Saved data entries
------------------------

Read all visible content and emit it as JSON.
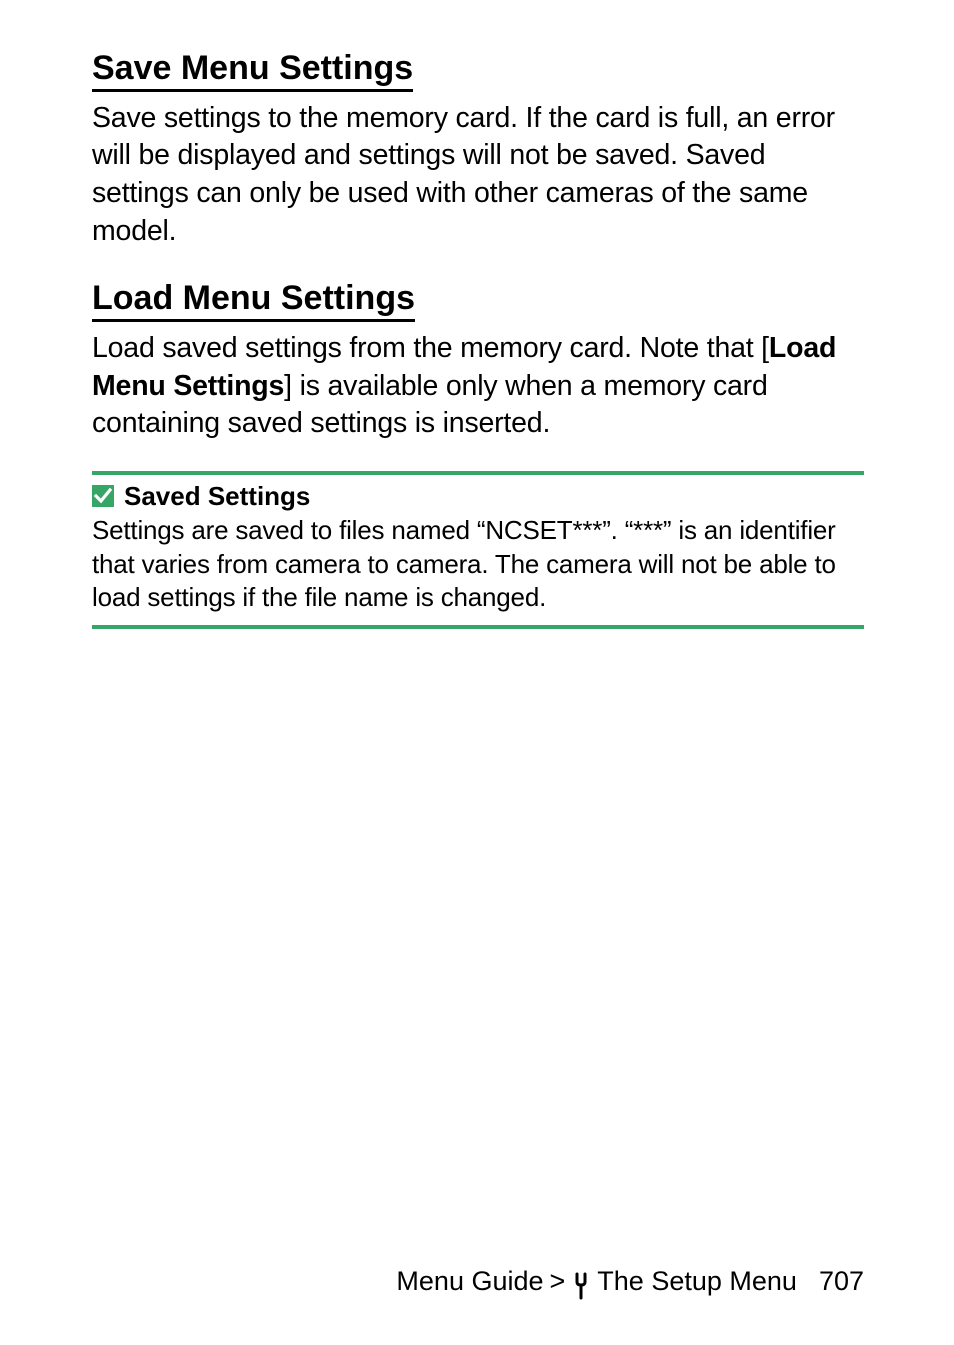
{
  "sections": {
    "save": {
      "heading": "Save Menu Settings",
      "body": "Save settings to the memory card. If the card is full, an error will be displayed and settings will not be saved. Saved settings can only be used with other cameras of the same model."
    },
    "load": {
      "heading": "Load Menu Settings",
      "body_pre": "Load saved settings from the memory card. Note that [",
      "body_bold": "Load Menu Settings",
      "body_post": "] is available only when a memory card containing saved settings is inserted."
    }
  },
  "note": {
    "title": "Saved Settings",
    "body": "Settings are saved to files named “NCSET***”. “***” is an identifier that varies from camera to camera. The camera will not be able to load settings if the file name is changed."
  },
  "footer": {
    "breadcrumb_left": "Menu Guide",
    "separator": ">",
    "breadcrumb_right": "The Setup Menu",
    "page_number": "707"
  }
}
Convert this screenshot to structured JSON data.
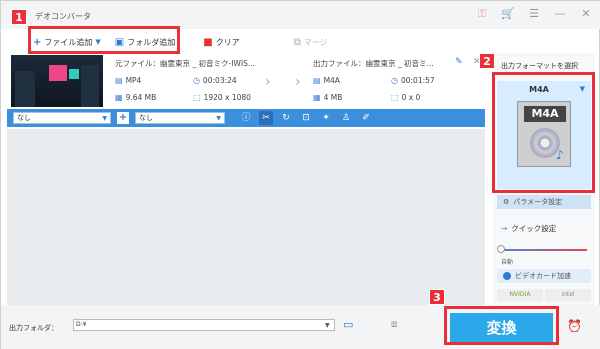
{
  "app": {
    "title": "デオコンバータ"
  },
  "window_controls": {
    "key": "⚿",
    "cart": "🛒",
    "menu": "☰",
    "minimize": "—",
    "close": "✕"
  },
  "toolbar": {
    "add_file": "ファイル追加",
    "add_folder": "フォルダ追加",
    "clear": "クリア",
    "merge": "マージ"
  },
  "file": {
    "source_label": "元ファイル：",
    "source_name": "幽霊東京 _ 初音ミク-IWIS...",
    "source_format": "MP4",
    "source_duration": "00:03:24",
    "source_size": "9.64 MB",
    "source_resolution": "1920 x 1080",
    "output_label": "出力ファイル：",
    "output_name": "幽霊東京 _ 初音ミ...",
    "output_format": "M4A",
    "output_duration": "00:01:57",
    "output_size": "4 MB",
    "output_resolution": "0 x 0"
  },
  "editbar": {
    "subtitle": "なし",
    "audio": "なし"
  },
  "right_panel": {
    "label": "出力フォーマットを選択",
    "format": "M4A",
    "format_icon_label": "M4A",
    "params_button": "パラメータ設定",
    "quick_settings": "クイック設定",
    "auto_label": "自動",
    "gpu_accel": "ビデオカード加速",
    "gpu_nvidia": "NVIDIA",
    "gpu_intel": "intel"
  },
  "bottom": {
    "output_folder_label": "出力フォルダ：",
    "output_folder_value": "D:¥",
    "convert_button": "変換"
  },
  "badges": {
    "one": "1",
    "two": "2",
    "three": "3"
  },
  "colors": {
    "accent": "#2d7dd2",
    "highlight": "#e8303a",
    "convert": "#2aa8ea",
    "editbar": "#3b8fdc"
  }
}
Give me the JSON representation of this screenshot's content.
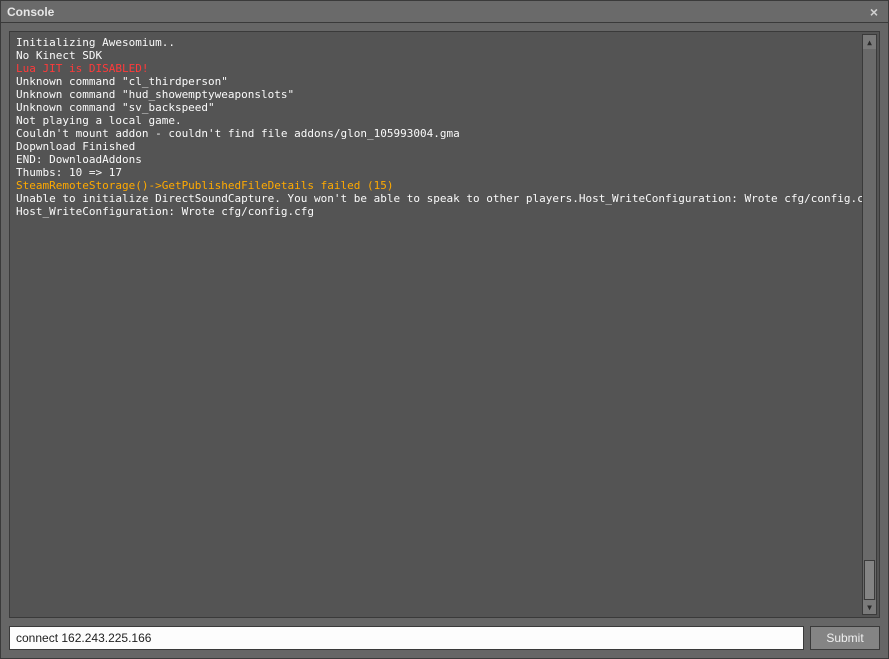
{
  "window": {
    "title": "Console",
    "close_glyph": "×"
  },
  "log": [
    {
      "text": "Initializing Awesomium..",
      "style": "normal"
    },
    {
      "text": "No Kinect SDK",
      "style": "normal"
    },
    {
      "text": "Lua JIT is DISABLED!",
      "style": "error"
    },
    {
      "text": "Unknown command \"cl_thirdperson\"",
      "style": "normal"
    },
    {
      "text": "Unknown command \"hud_showemptyweaponslots\"",
      "style": "normal"
    },
    {
      "text": "Unknown command \"sv_backspeed\"",
      "style": "normal"
    },
    {
      "text": "Not playing a local game.",
      "style": "normal"
    },
    {
      "text": "Couldn't mount addon - couldn't find file addons/glon_105993004.gma",
      "style": "normal"
    },
    {
      "text": "Dopwnload Finished",
      "style": "normal"
    },
    {
      "text": "END: DownloadAddons",
      "style": "normal"
    },
    {
      "text": "Thumbs: 10 => 17",
      "style": "normal"
    },
    {
      "text": "SteamRemoteStorage()->GetPublishedFileDetails failed (15)",
      "style": "warn"
    },
    {
      "text": "Unable to initialize DirectSoundCapture. You won't be able to speak to other players.Host_WriteConfiguration: Wrote cfg/config.cfg",
      "style": "normal"
    },
    {
      "text": "Host_WriteConfiguration: Wrote cfg/config.cfg",
      "style": "normal"
    }
  ],
  "scrollbar": {
    "up_glyph": "▲",
    "down_glyph": "▼"
  },
  "input": {
    "value": "connect 162.243.225.166",
    "placeholder": ""
  },
  "submit_label": "Submit"
}
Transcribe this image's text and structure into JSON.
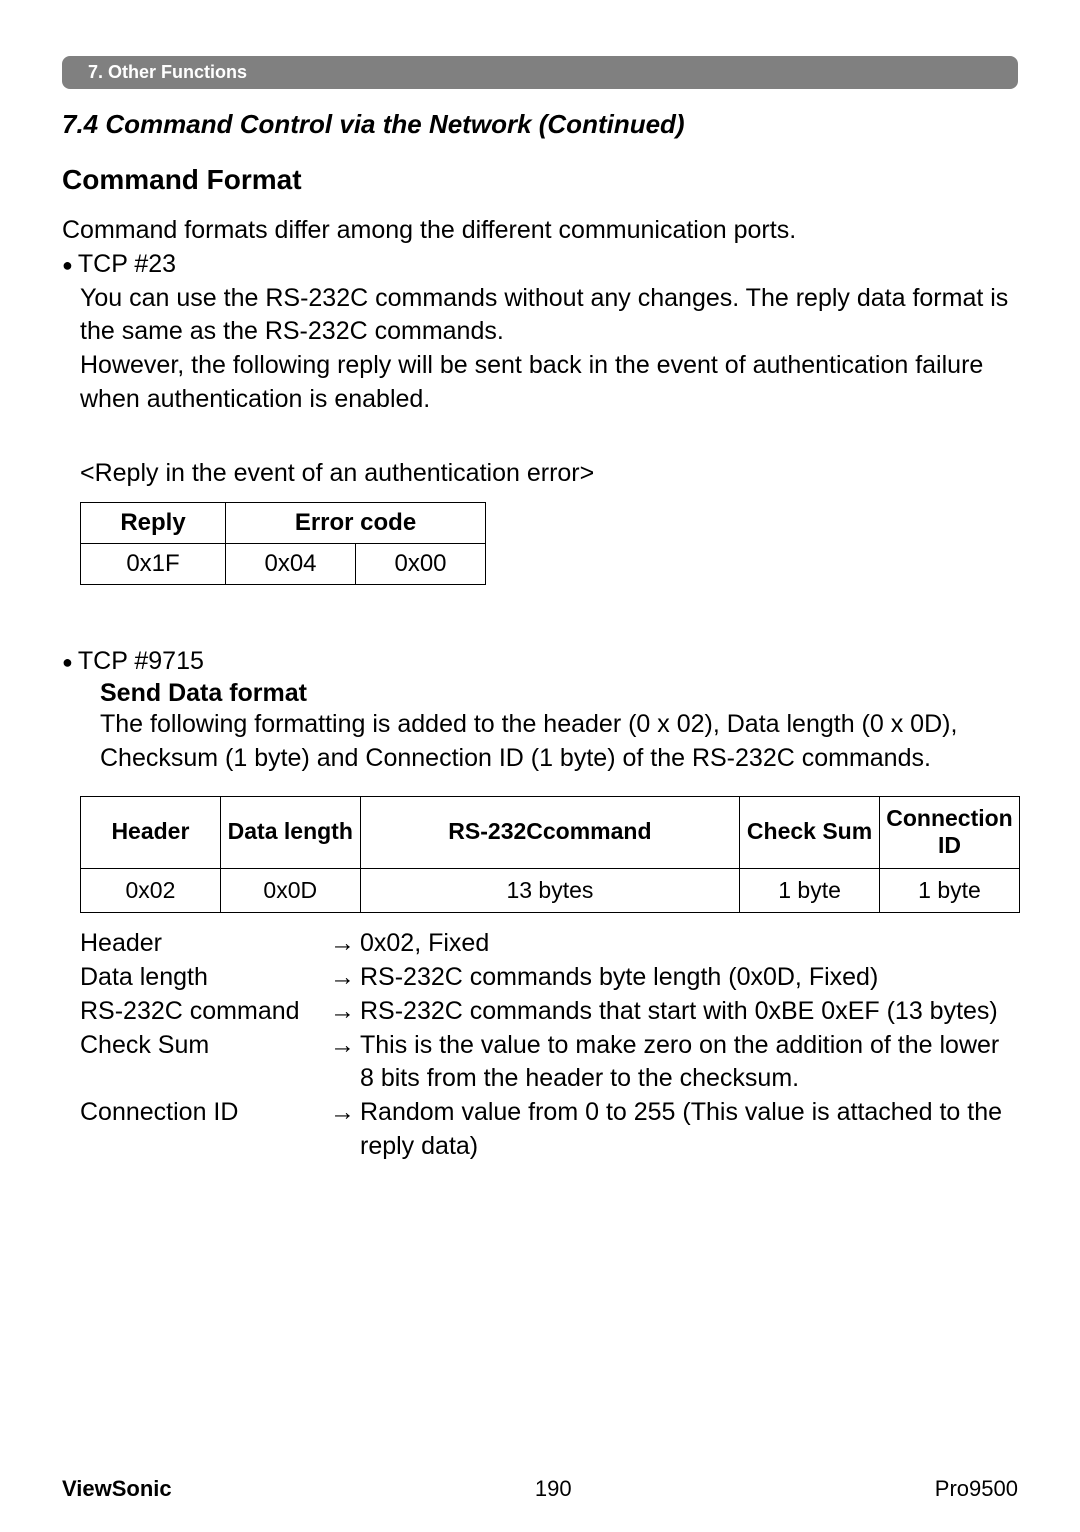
{
  "section_tab": "7. Other Functions",
  "heading_74": "7.4 Command Control via the Network (Continued)",
  "heading_command_format": "Command Format",
  "intro_line": "Command formats differ among the different communication ports.",
  "tcp23": {
    "label": "TCP #23",
    "line1": "You can use the RS-232C commands without any changes. The reply data format is the same as the RS-232C commands.",
    "line2": "However, the following reply will be sent back in the event of authentication failure when authentication is enabled.",
    "reply_caption": "<Reply in the event of an authentication error>",
    "table": {
      "h_reply": "Reply",
      "h_errorcode": "Error code",
      "r_reply": "0x1F",
      "r_err1": "0x04",
      "r_err2": "0x00"
    }
  },
  "tcp9715": {
    "label": "TCP #9715",
    "send_heading": "Send Data format",
    "send_desc": "The following formatting is added to the header (0 x 02), Data length (0 x 0D), Checksum (1 byte) and Connection ID (1 byte) of the RS-232C commands.",
    "table": {
      "h_header": "Header",
      "h_datalen": "Data length",
      "h_rs232": "RS-232Ccommand",
      "h_checksum": "Check Sum",
      "h_connid": "Connection ID",
      "r_header": "0x02",
      "r_datalen": "0x0D",
      "r_rs232": "13 bytes",
      "r_checksum": "1 byte",
      "r_connid": "1 byte"
    },
    "defs": {
      "arrow": "→",
      "header_term": "Header",
      "header_desc": "0x02, Fixed",
      "datalen_term": "Data length",
      "datalen_desc": "RS-232C commands byte length (0x0D, Fixed)",
      "rs232_term": "RS-232C command",
      "rs232_desc": "RS-232C commands that start with 0xBE 0xEF (13 bytes)",
      "checksum_term": "Check Sum",
      "checksum_desc": "This is the value to make zero on the addition of the lower 8 bits from the header to the checksum.",
      "connid_term": "Connection ID",
      "connid_desc": "Random value from 0 to 255 (This value is attached to the reply data)"
    }
  },
  "footer": {
    "brand": "ViewSonic",
    "page": "190",
    "model": "Pro9500"
  }
}
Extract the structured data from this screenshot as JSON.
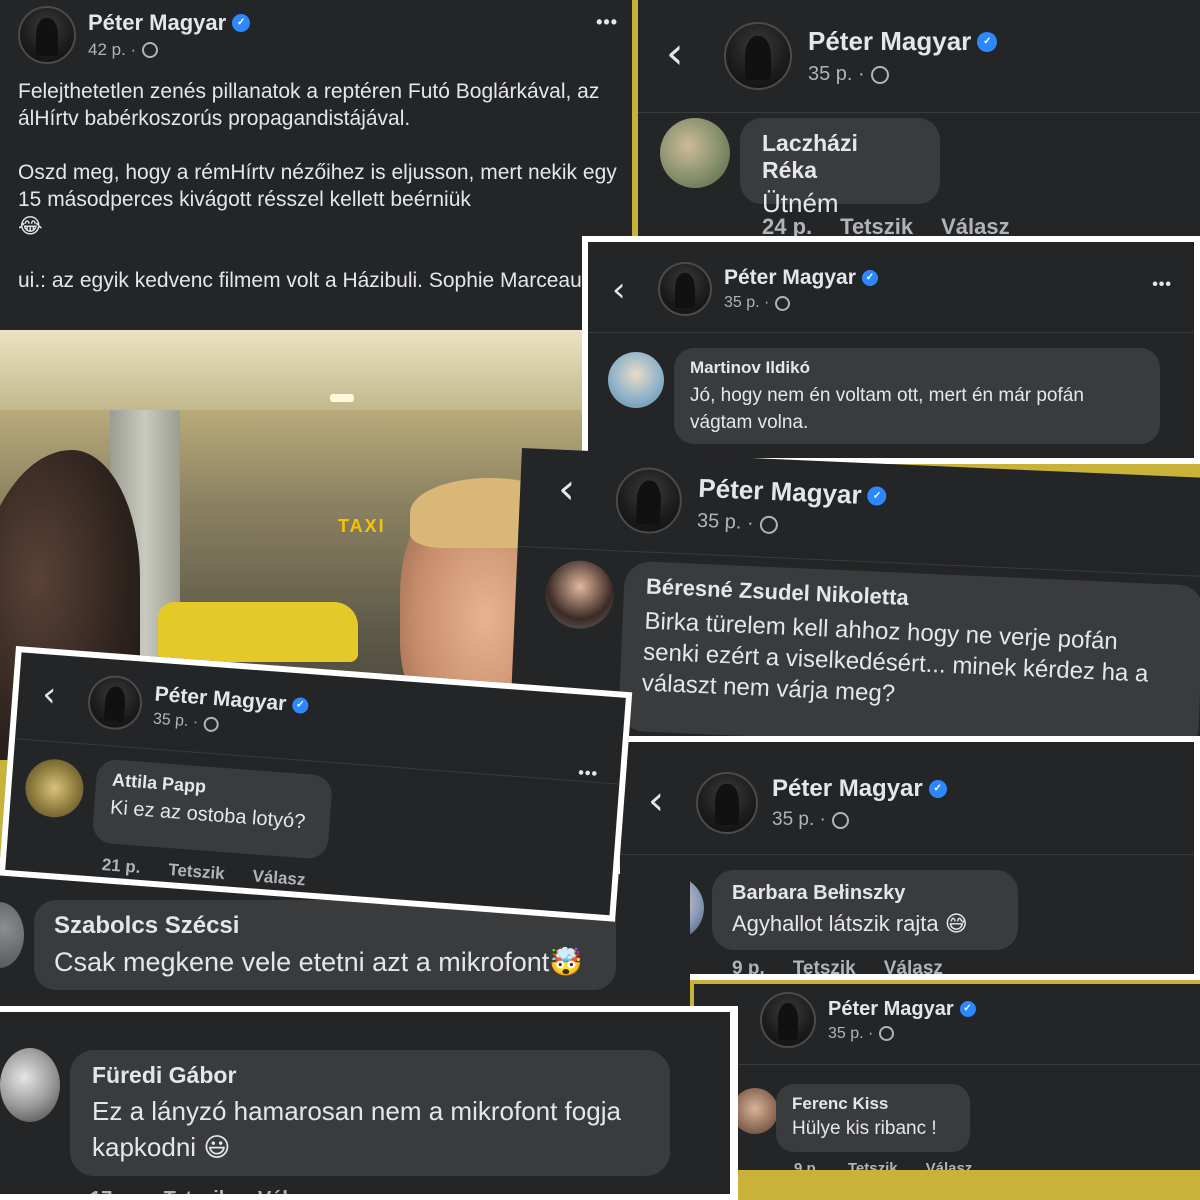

------------------------

EXERCISE REQUIREMENTS >>
Going through the entries above line by line, work out how many lines include the word "bytes". Only the number is required.

EXERCISE RESPONSE >>
2